Problem requirements ::
Set down every record once more, exactly as given.

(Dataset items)

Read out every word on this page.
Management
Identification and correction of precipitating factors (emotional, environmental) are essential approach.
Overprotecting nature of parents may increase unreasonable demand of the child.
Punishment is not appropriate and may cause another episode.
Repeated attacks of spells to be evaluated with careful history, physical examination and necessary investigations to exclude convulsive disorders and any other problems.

Correct output ::
Read out every word on this page.
Management
Identification and correction of precipitating factors (emotional, environmental) are essential approach.
Overprotecting nature of parents may increase unreasonable demand of the child.
Punishment is not appropriate and may cause another episode.
Repeated attacks of spells to be evaluated with careful history, physical examination and necessary investigations to exclude convulsive disorders and any other problems.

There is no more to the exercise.